> [EXCERPT PROVIDED]
===============

UNITED STATES
SECURITIES AND EXCHANGE COMMISSION
Washington, DC 20549
FORM 8-K

CURRENT REPORT
Pursuant to Section 13 or 15(d)
of the Securities Exchange Act of 1934
 
Date of Report (Date of earliest event reported): December 21, 2021
 
BTRS HOLDINGS INC.
(Exact Name of Registrant as Specified in its Charter)
 
Delaware
 
001-38947
 
83-3780685
(State or other jurisdiction of incorporation)
 
(Commission File Number)
 
(I.R.S. Employer Identification No.)

1009 Lenox Drive, Suite 101
Lawrenceville, New Jersey
 
08648
(Address of Principal Executive Offices)
 
(Zip Code)
 
Registrant’s telephone number, including area code: (609) 235-1010
 
Not Applicable
(Former name or former address, if changed since last report)

===============

> [INFORMATION GIVEN]
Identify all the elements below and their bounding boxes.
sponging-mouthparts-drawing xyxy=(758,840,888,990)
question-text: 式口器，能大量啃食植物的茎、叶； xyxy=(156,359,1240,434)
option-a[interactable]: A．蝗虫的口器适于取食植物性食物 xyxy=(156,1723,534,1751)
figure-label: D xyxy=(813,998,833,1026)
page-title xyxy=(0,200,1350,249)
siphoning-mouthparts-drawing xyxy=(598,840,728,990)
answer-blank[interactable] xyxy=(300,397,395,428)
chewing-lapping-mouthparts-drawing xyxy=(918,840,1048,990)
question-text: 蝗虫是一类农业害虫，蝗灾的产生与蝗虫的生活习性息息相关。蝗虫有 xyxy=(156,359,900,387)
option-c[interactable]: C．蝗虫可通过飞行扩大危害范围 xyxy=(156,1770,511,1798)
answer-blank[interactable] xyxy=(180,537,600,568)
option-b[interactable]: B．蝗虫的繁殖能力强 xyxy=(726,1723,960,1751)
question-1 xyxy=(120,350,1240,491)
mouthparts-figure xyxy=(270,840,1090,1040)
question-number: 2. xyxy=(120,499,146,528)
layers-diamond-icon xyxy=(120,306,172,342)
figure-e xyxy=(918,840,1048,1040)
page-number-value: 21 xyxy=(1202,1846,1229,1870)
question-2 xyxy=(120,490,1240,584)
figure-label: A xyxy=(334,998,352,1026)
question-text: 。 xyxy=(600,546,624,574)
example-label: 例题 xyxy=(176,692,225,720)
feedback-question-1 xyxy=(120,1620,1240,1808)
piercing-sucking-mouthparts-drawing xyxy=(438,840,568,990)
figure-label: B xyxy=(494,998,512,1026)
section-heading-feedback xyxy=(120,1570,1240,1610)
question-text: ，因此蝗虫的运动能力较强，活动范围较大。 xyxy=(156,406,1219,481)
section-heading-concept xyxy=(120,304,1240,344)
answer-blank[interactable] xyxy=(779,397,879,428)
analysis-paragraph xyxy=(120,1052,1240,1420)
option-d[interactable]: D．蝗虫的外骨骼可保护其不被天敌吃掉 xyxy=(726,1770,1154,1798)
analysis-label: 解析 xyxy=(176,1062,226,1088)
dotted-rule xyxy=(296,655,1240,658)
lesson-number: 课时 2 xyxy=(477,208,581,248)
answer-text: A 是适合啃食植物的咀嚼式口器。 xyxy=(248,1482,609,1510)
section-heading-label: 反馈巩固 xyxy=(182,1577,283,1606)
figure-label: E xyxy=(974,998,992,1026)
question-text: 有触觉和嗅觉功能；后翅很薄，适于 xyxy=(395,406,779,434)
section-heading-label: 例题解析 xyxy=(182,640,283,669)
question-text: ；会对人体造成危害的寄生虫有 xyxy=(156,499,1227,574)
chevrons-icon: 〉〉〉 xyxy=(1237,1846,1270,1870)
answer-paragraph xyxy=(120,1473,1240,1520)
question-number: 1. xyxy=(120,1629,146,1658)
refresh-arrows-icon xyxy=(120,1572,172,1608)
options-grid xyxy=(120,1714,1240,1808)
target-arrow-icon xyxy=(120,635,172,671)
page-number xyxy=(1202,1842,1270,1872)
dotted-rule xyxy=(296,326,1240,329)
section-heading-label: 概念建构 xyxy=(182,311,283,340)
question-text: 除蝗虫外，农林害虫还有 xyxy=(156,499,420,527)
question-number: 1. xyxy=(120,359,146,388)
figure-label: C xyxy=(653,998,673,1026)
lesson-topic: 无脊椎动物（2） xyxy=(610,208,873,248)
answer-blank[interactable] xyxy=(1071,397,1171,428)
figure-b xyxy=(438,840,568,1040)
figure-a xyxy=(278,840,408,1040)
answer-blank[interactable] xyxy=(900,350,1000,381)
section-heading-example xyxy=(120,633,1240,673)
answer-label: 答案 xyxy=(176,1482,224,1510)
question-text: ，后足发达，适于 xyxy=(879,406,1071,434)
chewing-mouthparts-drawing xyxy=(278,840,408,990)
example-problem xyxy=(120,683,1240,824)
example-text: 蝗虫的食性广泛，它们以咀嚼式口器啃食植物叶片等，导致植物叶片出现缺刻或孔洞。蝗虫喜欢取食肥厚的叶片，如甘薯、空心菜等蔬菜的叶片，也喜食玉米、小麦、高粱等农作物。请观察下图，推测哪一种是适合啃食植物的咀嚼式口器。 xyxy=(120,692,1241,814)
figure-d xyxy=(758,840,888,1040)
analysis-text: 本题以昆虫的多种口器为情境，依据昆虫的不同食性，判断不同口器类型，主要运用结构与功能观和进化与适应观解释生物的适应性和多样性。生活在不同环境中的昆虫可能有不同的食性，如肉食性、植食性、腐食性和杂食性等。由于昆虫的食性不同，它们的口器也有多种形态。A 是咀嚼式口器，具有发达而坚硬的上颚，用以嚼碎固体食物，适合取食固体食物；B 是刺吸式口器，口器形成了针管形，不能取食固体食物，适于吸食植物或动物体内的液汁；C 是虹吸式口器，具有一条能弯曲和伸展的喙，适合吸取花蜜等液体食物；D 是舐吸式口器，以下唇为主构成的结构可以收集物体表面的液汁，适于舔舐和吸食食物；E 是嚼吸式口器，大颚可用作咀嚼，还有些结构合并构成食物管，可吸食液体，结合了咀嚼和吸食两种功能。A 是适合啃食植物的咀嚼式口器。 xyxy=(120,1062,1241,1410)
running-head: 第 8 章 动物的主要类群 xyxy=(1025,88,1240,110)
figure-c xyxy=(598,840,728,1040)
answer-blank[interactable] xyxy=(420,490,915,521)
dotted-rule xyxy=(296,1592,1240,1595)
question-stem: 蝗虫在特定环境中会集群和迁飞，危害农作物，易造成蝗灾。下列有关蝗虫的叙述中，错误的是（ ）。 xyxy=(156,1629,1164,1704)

===============

> [TASKS TO CARRY OUT]
- a) Answer these questions about the BTRS Holdings Form 8-K cover page, one line each:
(i) What date is given for the earliest event reported?
(ii) What is the state of incorporation?
(iii) What is the registrant's telephone number, including area code?
- b) Write the next part of the BTRS Holdings Form 8-K cover page, starting after the line about a former name or former address.

> [TASK RESPONSES]
- a)
(i) December 21, 2021
(ii) Delaware
(iii) (609) 235-1010

- b)
Check the appropriate box below if the Form 8-K filing is intended to simultaneously satisfy the filing obligation of the registrant under any of the following provisions (see General Instruction A.2. below):
 


Written communications pursuant to Rule 425 under the Securities Act (17 CFR 230.425)


Soliciting material pursuant to Rule 14a-12 under the Exchange Act (17 CFR 240.14a-12)


Pre-commencement communications pursuant to Rule 14d-2(b) under the Exchange Act (17 CFR 240.14d-2(b))

Pre-commencement communications pursuant to Rule 13e-4(c) under the Exchange Act (17 CFR 240.13e-4(c))

Securities registered pursuant to Section 12(b) of the Act:
 
Title of each class
 
Trading Symbol(s)
 
Name of each exchange on which registered
Class 1 Common Stock, par value $0.0001 per share
 
BTRS
 
The Nasdaq Global Select Market
Warrants, each whole warrant exercisable for one share of Class 1 Common Stock at an exercise price of $11.50 per share
 
BTRSW
 
The Nasdaq Capital Market

Indicate by check mark whether the registrant is an emerging growth company as defined in Rule 405 of the Securities Act of 1933 (§230.405 of this chapter) or Rule 12b-2 of the Securities Exchange Act of 1934 (§240.12b-2 of this chapter).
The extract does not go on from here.